Challenge A
In the forum thread below, which Ranchers are said to be the only ones made with selectable 2WD and 4WD?

Source document
# opinions needed!



## talleyman01 (Jul 13, 2011)

My younger brother has the unfortunate problem of being a honda guy and he is shopping for a new bike. I have been trying to help him and it has brought me to a question about the hondas, is there any specific reason that everyone rides the rancher over the foreman other than price? I have done my research on the honda website and i can tell the obvious differences with the engine size and things of that nature but when i look on mimb alot of the hondas are all the ranchers and im curious to know why. I know that i am posting this in the kawi side but i see that lots of you guys have hondas also so thats why i asked here. any opnions are appricieated. He is deffinately trying to stay away from the rincon as a couple of guys that ride with us are extremly unhappy with their rincons. 
thanks


----------



## wolf_36 (Jul 7, 2010)

I don't know alot about honda , my son in law has a rancher which I pull out of the mud quite often and one of the guys that ride with us has a rincon :33: I pull that out of the mud alot also but the last foreman I saw was all time 4X4 don't know if they still are but if they are might be the reason


----------



## T DAWG (Jan 30, 2011)

well besides the price. it a beast!!!! man the rancher 420 or 350 will go any where the bigger ones will go, stronger, more dependable, and over all just a sound bike man. i have a 350 rancher its been the best bike ever. all my friends have ranchers also. im getting a 420 also.


----------



## T DAWG (Jan 30, 2011)

and no the when they changed the body style of the hondas. the all time 4wd went away. they made every bike bigger than the 350 selectable 2wd or 4wd. the 420 ranchers are the only ranchers they made selectable 2wd 4wd


----------



## BleednGreen68 (Apr 19, 2010)

The Electric shift Hondas are junk, we work on so many of those. One more electrical prob just waiting to happen. Very expensive to fix. Plus the hydro trannies are expensive to fix also. He needs a kawi bad! Ride Green!


----------



## T DAWG (Jan 30, 2011)

i agree with you that electric shift is junk. just one more thing to mess up when mud ridin. and i would only own a foot shift honda. but over all the 350s and 420s are bad ***.


----------



## Eastexasmudder (Nov 21, 2011)

Challenge B
Pull out every line of the records that contains the string "ВсегоВрачиМ".

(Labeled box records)
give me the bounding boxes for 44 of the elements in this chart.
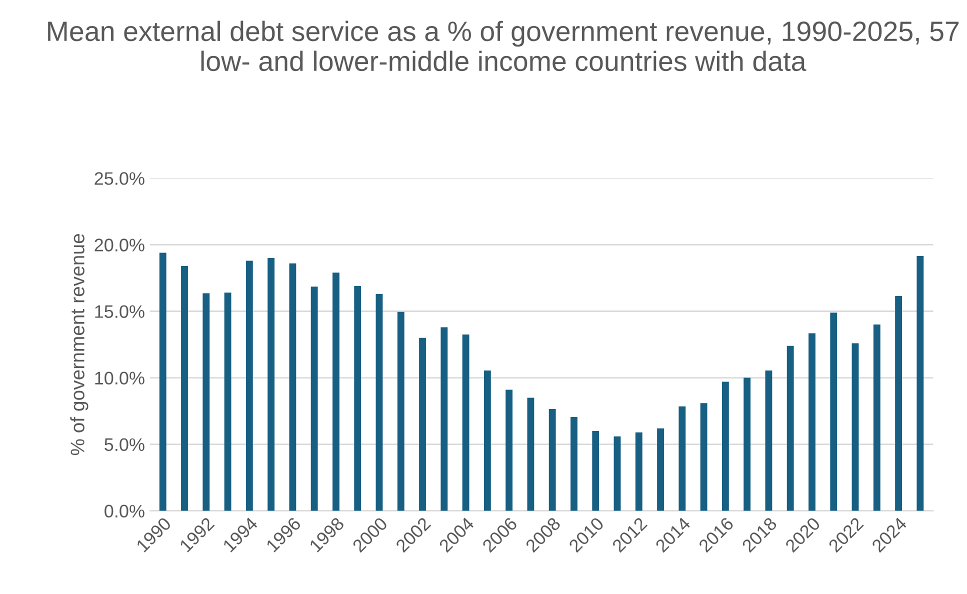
bar [765, 370, 772, 511]
bar [657, 428, 664, 511]
y-tick-label: 5.0% [104, 438, 144, 452]
bar [397, 312, 404, 511]
bar [852, 343, 859, 511]
bar [310, 286, 318, 511]
bar [548, 409, 556, 511]
bar [830, 312, 838, 511]
bar [700, 403, 708, 511]
bar [484, 370, 491, 511]
bar [289, 263, 296, 511]
bar [614, 436, 621, 511]
y-tick-label: 15.0% [95, 305, 144, 318]
bar [635, 432, 642, 511]
bar [246, 260, 253, 511]
y-tick-label: 10.0% [95, 372, 144, 385]
bar [722, 382, 729, 511]
bar [895, 296, 902, 511]
bar [916, 256, 924, 511]
y-axis-title: % of government revenue [70, 234, 88, 456]
bar [268, 258, 275, 511]
bar [202, 293, 210, 511]
y-tick-label: 20.0% [94, 238, 144, 252]
bar [224, 292, 232, 511]
bar [159, 252, 166, 511]
bar [419, 338, 426, 511]
bar [592, 431, 600, 511]
bar [744, 378, 751, 511]
y-tick-label: 0.0% [104, 504, 144, 518]
bar [376, 294, 383, 511]
bar [786, 346, 794, 511]
bar [678, 406, 686, 511]
bar [527, 398, 534, 511]
bar [354, 286, 362, 511]
bar [506, 390, 513, 511]
bar [440, 327, 448, 511]
y-tick-label: 25.0% [94, 172, 144, 185]
bar [332, 272, 340, 511]
bar [462, 334, 470, 511]
chart-title: Mean external debt service as a % of government revenue, 1990-2025, 57 low- and lower-middle income countries with data [48, 20, 959, 72]
bar [570, 417, 578, 511]
bar [181, 266, 188, 511]
bar [808, 333, 816, 511]
bar [873, 324, 880, 511]
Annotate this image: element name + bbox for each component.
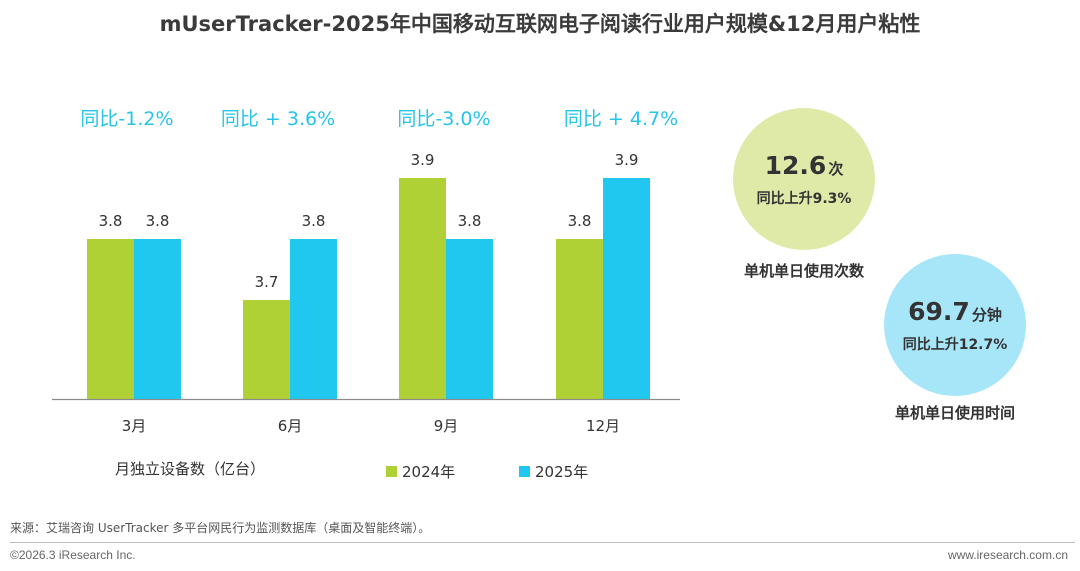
usage-time-value-row: 69.7 分钟 bbox=[908, 297, 1002, 330]
usage-time-circle: 69.7 分钟 同比上升12.7% bbox=[884, 254, 1026, 396]
x-tick-label-2: 6月 bbox=[278, 417, 303, 435]
x-tick-label-3: 9月 bbox=[434, 417, 459, 435]
x-tick-label-1: 3月 bbox=[122, 417, 147, 435]
source-note: 来源：艾瑞咨询 UserTracker 多平台网民行为监测数据库（桌面及智能终端… bbox=[10, 521, 431, 535]
legend-swatch-2025 bbox=[519, 466, 530, 477]
bar-2024-2 bbox=[243, 300, 290, 399]
footer-divider bbox=[10, 542, 1075, 543]
legend-label-2025: 2025年 bbox=[535, 463, 589, 481]
legend-item-2025: 2025年 bbox=[519, 461, 588, 482]
usage-count-circle: 12.6 次 同比上升9.3% bbox=[733, 108, 875, 250]
usage-time-value: 69.7 bbox=[908, 296, 970, 326]
yoy-label-dec: 同比 + 4.7% bbox=[563, 108, 679, 130]
bar-2025-4 bbox=[603, 178, 650, 399]
data-label-2025-3: 3.8 bbox=[458, 212, 482, 230]
data-label-2024-3: 3.9 bbox=[411, 151, 435, 169]
usage-count-value-row: 12.6 次 bbox=[765, 151, 844, 184]
data-label-2025-2: 3.8 bbox=[302, 212, 326, 230]
legend-swatch-2024 bbox=[386, 466, 397, 477]
metric-label: 月独立设备数（亿台） bbox=[115, 460, 266, 478]
website: www.iresearch.com.cn bbox=[947, 548, 1068, 562]
usage-time-caption: 单机单日使用时间 bbox=[894, 404, 1015, 422]
data-label-2024-2: 3.7 bbox=[255, 273, 279, 291]
chart-title: mUserTracker-2025年中国移动互联网电子阅读行业用户规模&12月用… bbox=[159, 12, 921, 36]
usage-count-unit: 次 bbox=[828, 159, 844, 178]
yoy-label-sep: 同比-3.0% bbox=[397, 108, 491, 130]
yoy-label-jun: 同比 + 3.6% bbox=[220, 108, 336, 130]
bar-2024-4 bbox=[556, 239, 603, 399]
legend-label-2024: 2024年 bbox=[402, 463, 456, 481]
bar-2024-1 bbox=[87, 239, 134, 399]
data-label-2025-4: 3.9 bbox=[615, 151, 639, 169]
bar-2025-3 bbox=[446, 239, 493, 399]
data-label-2025-1: 3.8 bbox=[146, 212, 170, 230]
copyright: ©2026.3 iResearch Inc. bbox=[10, 548, 136, 562]
bar-2024-3 bbox=[399, 178, 446, 399]
yoy-label-mar: 同比-1.2% bbox=[80, 108, 174, 130]
bar-2025-2 bbox=[290, 239, 337, 399]
usage-count-caption: 单机单日使用次数 bbox=[743, 262, 864, 280]
usage-count-value: 12.6 bbox=[764, 150, 827, 180]
usage-time-change: 同比上升12.7% bbox=[902, 336, 1008, 353]
usage-time-unit: 分钟 bbox=[971, 305, 1002, 324]
legend-item-2024: 2024年 bbox=[386, 461, 455, 482]
data-label-2024-1: 3.8 bbox=[99, 212, 123, 230]
data-label-2024-4: 3.8 bbox=[568, 212, 592, 230]
x-tick-label-4: 12月 bbox=[586, 417, 620, 435]
bar-chart: 3.8 3.8 3月 3.7 3.8 6月 3.9 3.8 9月 3.8 3.9 12月 bbox=[52, 151, 680, 435]
usage-count-change: 同比上升9.3% bbox=[756, 190, 852, 207]
bar-2025-1 bbox=[134, 239, 181, 399]
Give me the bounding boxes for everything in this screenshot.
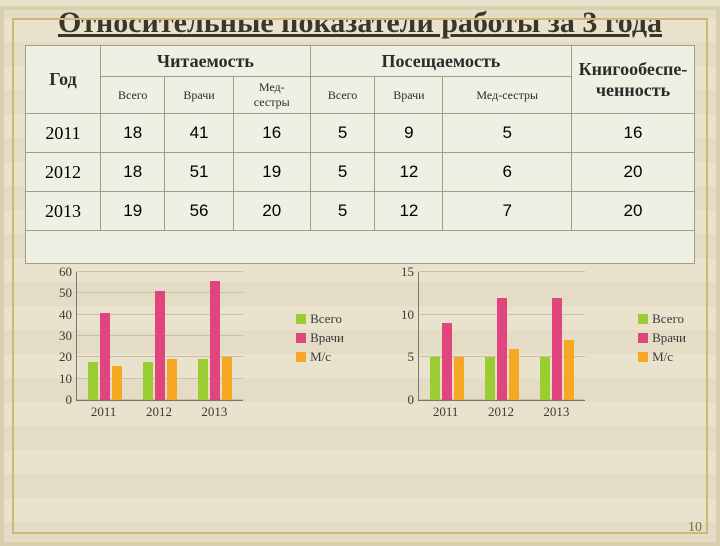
bar	[552, 298, 562, 400]
bar	[509, 349, 519, 400]
bar	[222, 357, 232, 400]
page-number: 10	[688, 520, 702, 536]
bar	[540, 357, 550, 400]
legend-item: Всего	[296, 311, 344, 327]
legend-item: Врачи	[296, 330, 344, 346]
chart-plot	[76, 272, 243, 401]
bar	[155, 291, 165, 400]
legend-item: Врачи	[638, 330, 686, 346]
bar	[485, 357, 495, 400]
bar	[167, 359, 177, 400]
bar	[210, 281, 220, 400]
legend-item: Всего	[638, 311, 686, 327]
slide: Относительные показатели работы за 3 год…	[0, 6, 720, 546]
legend-item: М/с	[638, 349, 686, 365]
chart-readability: ВсегоВрачиМ/с 0102030405060201120122013	[34, 268, 344, 433]
bar	[454, 357, 464, 400]
bar	[497, 298, 507, 400]
bar	[88, 362, 98, 400]
bar	[442, 323, 452, 400]
chart-attendance: ВсегоВрачиМ/с 051015201120122013	[376, 268, 686, 433]
bar	[430, 357, 440, 400]
bar	[112, 366, 122, 400]
bar	[564, 340, 574, 400]
bar	[143, 362, 153, 400]
bar	[198, 359, 208, 400]
legend-item: М/с	[296, 349, 344, 365]
chart-plot	[418, 272, 585, 401]
bar	[100, 313, 110, 400]
chart-legend: Всего Врачи М/с	[296, 308, 344, 368]
chart-legend: Всего Врачи М/с	[638, 308, 686, 368]
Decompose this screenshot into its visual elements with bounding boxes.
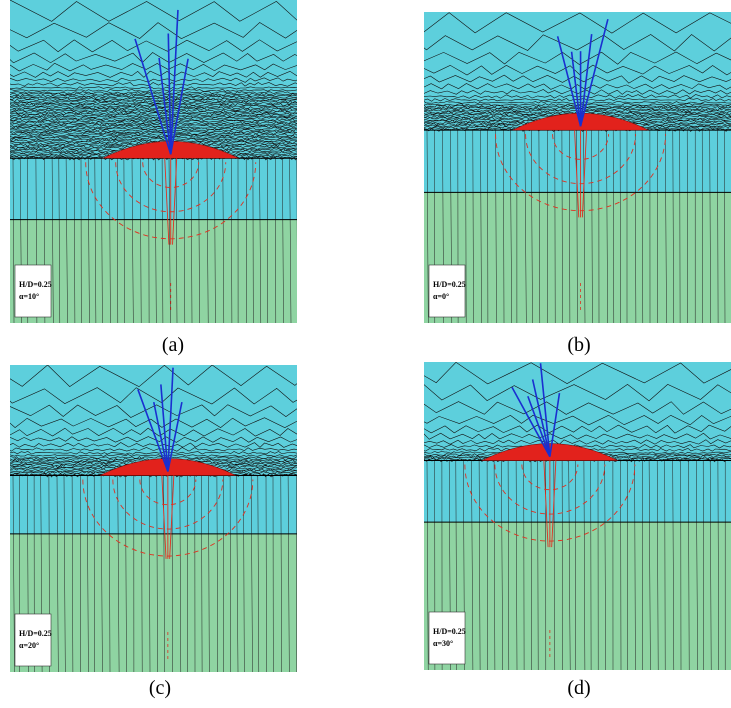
panel-label: H/D=0.25 (19, 280, 52, 289)
panel-caption: (c) (148, 677, 172, 699)
projectile-line (169, 9, 179, 155)
projectile-line (158, 57, 172, 155)
upper-layer (10, 158, 297, 220)
projectile-line (511, 386, 551, 457)
panel-caption: (d) (567, 677, 591, 699)
flow-arrows (521, 464, 579, 491)
panel-label: H/D=0.25 (19, 629, 52, 638)
flow-arrows (169, 475, 175, 559)
upper-layer (10, 475, 297, 534)
simulation-panel: H/D=0.25 α=0° (424, 12, 731, 323)
projectile-line (134, 38, 172, 155)
simulation-panel: H/D=0.25 α=10° (10, 0, 297, 323)
label-box (428, 611, 466, 665)
projectile-line (167, 401, 183, 472)
panel-label: α=10° (19, 292, 39, 301)
projectile-line (579, 34, 593, 127)
panel-label: H/D=0.25 (433, 627, 466, 636)
projectile-line (160, 384, 169, 472)
lower-layer (424, 522, 731, 670)
label-box (428, 264, 466, 318)
projectile-line (531, 379, 551, 457)
label-box (14, 613, 52, 667)
projectile-line (570, 51, 582, 127)
panel-label: H/D=0.25 (433, 280, 466, 289)
label-box (14, 264, 52, 318)
projectile-line (556, 36, 582, 127)
flow-arrows (551, 460, 557, 548)
flow-arrows (581, 130, 588, 218)
soil-mesh (12, 475, 297, 672)
panel-label: α=30° (433, 639, 453, 648)
flow-arrows (574, 130, 580, 218)
panel-caption: (a) (161, 334, 185, 356)
projectile-line (137, 389, 169, 472)
soil-mesh (12, 158, 297, 323)
projectile-line (169, 58, 189, 155)
projectile-line (527, 395, 551, 457)
soil-mesh (426, 460, 726, 670)
simulation-panel: H/D=0.25 α=30° (424, 362, 731, 670)
projectile-line (549, 392, 561, 457)
projectile-line (167, 367, 174, 472)
flow-arrows (139, 479, 197, 506)
projectile-line (167, 33, 172, 155)
flow-arrows (172, 158, 178, 245)
flow-arrows (164, 158, 170, 245)
upper-layer (424, 460, 731, 523)
simulation-panel: H/D=0.25 α=20° (10, 365, 297, 672)
flow-arrows (142, 162, 200, 188)
projectile-line (579, 18, 609, 127)
flow-arrows (161, 475, 167, 559)
air-region (424, 362, 731, 461)
flow-arrows (552, 134, 610, 160)
projectile-line (539, 363, 551, 457)
projectile-line (153, 401, 169, 472)
panel-caption: (b) (567, 334, 591, 356)
soil-mesh (426, 130, 726, 323)
panel-label: α=20° (19, 641, 39, 650)
panel-label: α=0° (433, 292, 449, 301)
flow-arrows (543, 460, 549, 548)
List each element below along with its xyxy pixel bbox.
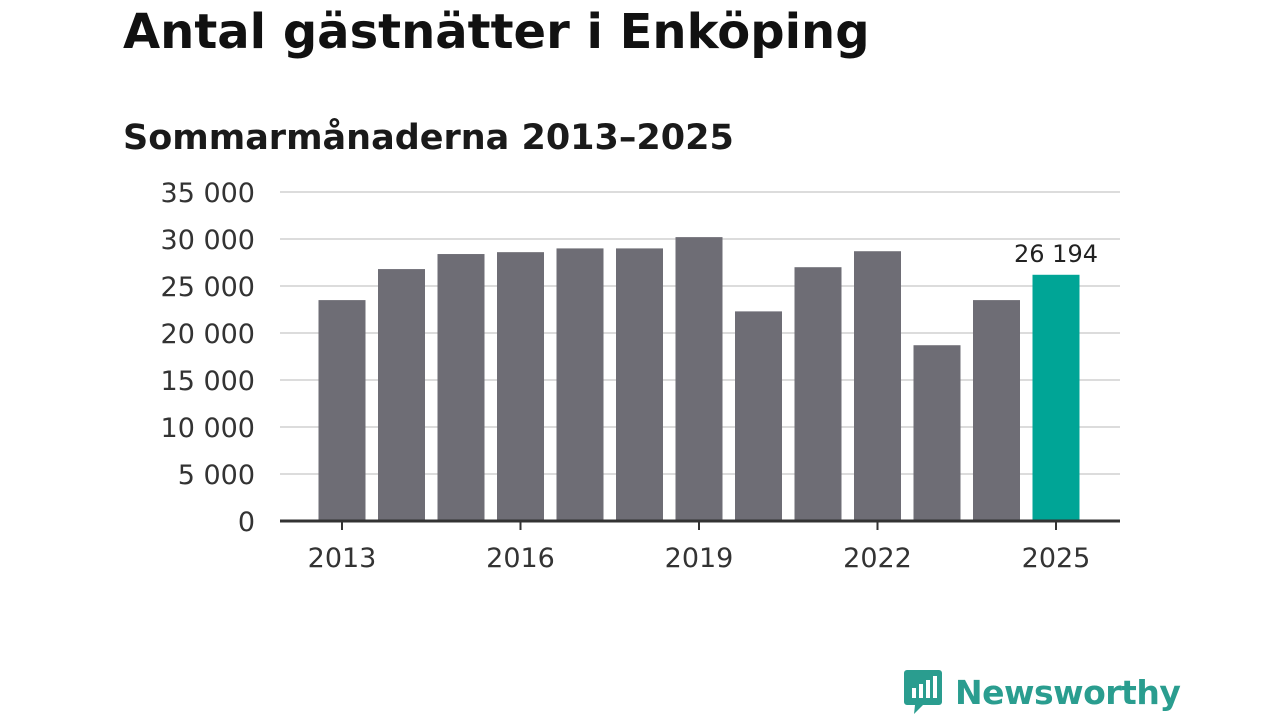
bar-2015 (437, 254, 485, 522)
bar-2019 (675, 237, 723, 521)
brand-logo: Newsworthy (903, 668, 1181, 716)
brand-name: Newsworthy (955, 672, 1181, 712)
y-tick-label: 15 000 (161, 366, 255, 397)
x-tick-label: 2019 (665, 543, 734, 574)
y-tick-label: 35 000 (161, 178, 255, 209)
y-tick-label: 20 000 (161, 319, 255, 350)
bar-2022 (854, 251, 901, 521)
y-tick-label: 5 000 (178, 460, 255, 491)
data-label-highlight: 26 194 (1014, 240, 1098, 268)
bar-2021 (794, 267, 842, 521)
newsworthy-logo-icon (904, 670, 942, 714)
bar-2017 (556, 248, 604, 521)
bar-2016 (497, 252, 544, 521)
bar-2023 (913, 345, 961, 521)
x-tick-label: 2025 (1022, 543, 1091, 574)
chart-subtitle: Sommarmånaderna 2013–2025 (123, 118, 734, 158)
y-tick-label: 30 000 (161, 225, 255, 256)
chart-title: Antal gästnätter i Enköping (123, 4, 870, 60)
bar-2018 (616, 248, 663, 521)
bar-2014 (378, 269, 425, 521)
bar-2025 (1032, 274, 1080, 521)
y-tick-label: 25 000 (161, 272, 255, 303)
tick-labels: 0 5 000 10 000 15 000 20 000 25 000 30 000 35 0… (161, 178, 1098, 574)
x-tick-label: 2013 (308, 543, 377, 574)
x-tick-label: 2022 (843, 543, 912, 574)
bar-2020 (735, 311, 782, 521)
y-tick-label: 10 000 (161, 413, 255, 444)
axes (280, 519, 1120, 530)
bars (318, 237, 1080, 522)
bar-2024 (973, 300, 1020, 521)
bar-2013 (318, 300, 366, 521)
y-tick-label: 0 (238, 507, 255, 538)
x-tick-label: 2016 (486, 543, 555, 574)
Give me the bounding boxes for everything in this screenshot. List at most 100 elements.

Reply A
The 420 Ranchers.

Reply B
chart-readability: ВсегоВрачиМ/с 0102030405060201120122013	[34, 268, 344, 433]
chart-attendance: ВсегоВрачиМ/с 051015201120122013	[376, 268, 686, 433]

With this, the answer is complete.